* [COMPITO ASSEGNATO] Puoi ricopiare tali e quali tutte le voci riportate qui sotto, una per riga e senza cambiare nulla?
─── MATERIALE FORNITO ───
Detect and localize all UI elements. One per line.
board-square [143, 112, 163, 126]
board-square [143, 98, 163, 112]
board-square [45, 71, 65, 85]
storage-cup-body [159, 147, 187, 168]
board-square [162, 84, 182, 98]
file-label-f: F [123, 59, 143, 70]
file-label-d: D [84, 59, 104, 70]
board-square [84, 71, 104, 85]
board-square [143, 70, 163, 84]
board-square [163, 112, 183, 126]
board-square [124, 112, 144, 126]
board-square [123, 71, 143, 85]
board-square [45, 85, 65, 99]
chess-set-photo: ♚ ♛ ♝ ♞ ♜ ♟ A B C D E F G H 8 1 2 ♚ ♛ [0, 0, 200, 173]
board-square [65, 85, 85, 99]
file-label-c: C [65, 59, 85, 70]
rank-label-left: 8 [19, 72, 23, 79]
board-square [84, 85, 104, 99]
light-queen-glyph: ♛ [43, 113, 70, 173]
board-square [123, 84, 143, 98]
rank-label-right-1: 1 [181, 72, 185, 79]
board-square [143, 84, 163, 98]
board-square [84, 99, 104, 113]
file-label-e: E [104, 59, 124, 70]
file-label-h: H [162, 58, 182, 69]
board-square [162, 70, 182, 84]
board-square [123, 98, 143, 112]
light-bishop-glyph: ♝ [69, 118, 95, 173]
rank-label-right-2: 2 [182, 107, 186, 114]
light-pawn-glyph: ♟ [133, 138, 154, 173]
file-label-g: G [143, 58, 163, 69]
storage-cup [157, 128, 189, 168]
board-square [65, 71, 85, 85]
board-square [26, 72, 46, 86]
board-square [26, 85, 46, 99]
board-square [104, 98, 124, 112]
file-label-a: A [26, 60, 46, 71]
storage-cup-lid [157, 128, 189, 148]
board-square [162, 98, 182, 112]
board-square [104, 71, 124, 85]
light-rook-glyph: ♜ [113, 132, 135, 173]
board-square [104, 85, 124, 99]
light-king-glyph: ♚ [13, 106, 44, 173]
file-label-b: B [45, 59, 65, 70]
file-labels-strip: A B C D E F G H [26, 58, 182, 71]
───
* [RISPOSTA FINALE]
Detect and localize all UI elements. One per line.
board-square [143, 112, 163, 126]
board-square [143, 98, 163, 112]
board-square [45, 71, 65, 85]
storage-cup-body [159, 147, 187, 168]
board-square [162, 84, 182, 98]
file-label-f: F [123, 59, 143, 70]
file-label-d: D [84, 59, 104, 70]
board-square [84, 71, 104, 85]
board-square [143, 70, 163, 84]
board-square [163, 112, 183, 126]
board-square [124, 112, 144, 126]
board-square [123, 71, 143, 85]
board-square [45, 85, 65, 99]
chess-set-photo: ♚ ♛ ♝ ♞ ♜ ♟ A B C D E F G H 8 1 2 ♚ ♛ [0, 0, 200, 173]
board-square [65, 85, 85, 99]
file-label-c: C [65, 59, 85, 70]
rank-label-left: 8 [19, 72, 23, 79]
board-square [84, 85, 104, 99]
light-queen-glyph: ♛ [43, 113, 70, 173]
board-square [123, 84, 143, 98]
rank-label-right-1: 1 [181, 72, 185, 79]
board-square [143, 84, 163, 98]
board-square [84, 99, 104, 113]
file-label-e: E [104, 59, 124, 70]
file-label-h: H [162, 58, 182, 69]
board-square [162, 70, 182, 84]
board-square [123, 98, 143, 112]
light-bishop-glyph: ♝ [69, 118, 95, 173]
rank-label-right-2: 2 [182, 107, 186, 114]
light-pawn-glyph: ♟ [133, 138, 154, 173]
file-label-g: G [143, 58, 163, 69]
storage-cup [157, 128, 189, 168]
board-square [65, 71, 85, 85]
board-square [26, 72, 46, 86]
board-square [26, 85, 46, 99]
board-square [104, 98, 124, 112]
file-label-a: A [26, 60, 46, 71]
storage-cup-lid [157, 128, 189, 148]
board-square [162, 98, 182, 112]
board-square [104, 71, 124, 85]
light-rook-glyph: ♜ [113, 132, 135, 173]
board-square [104, 85, 124, 99]
light-king-glyph: ♚ [13, 106, 44, 173]
file-label-b: B [45, 59, 65, 70]
file-labels-strip: A B C D E F G H [26, 58, 182, 71]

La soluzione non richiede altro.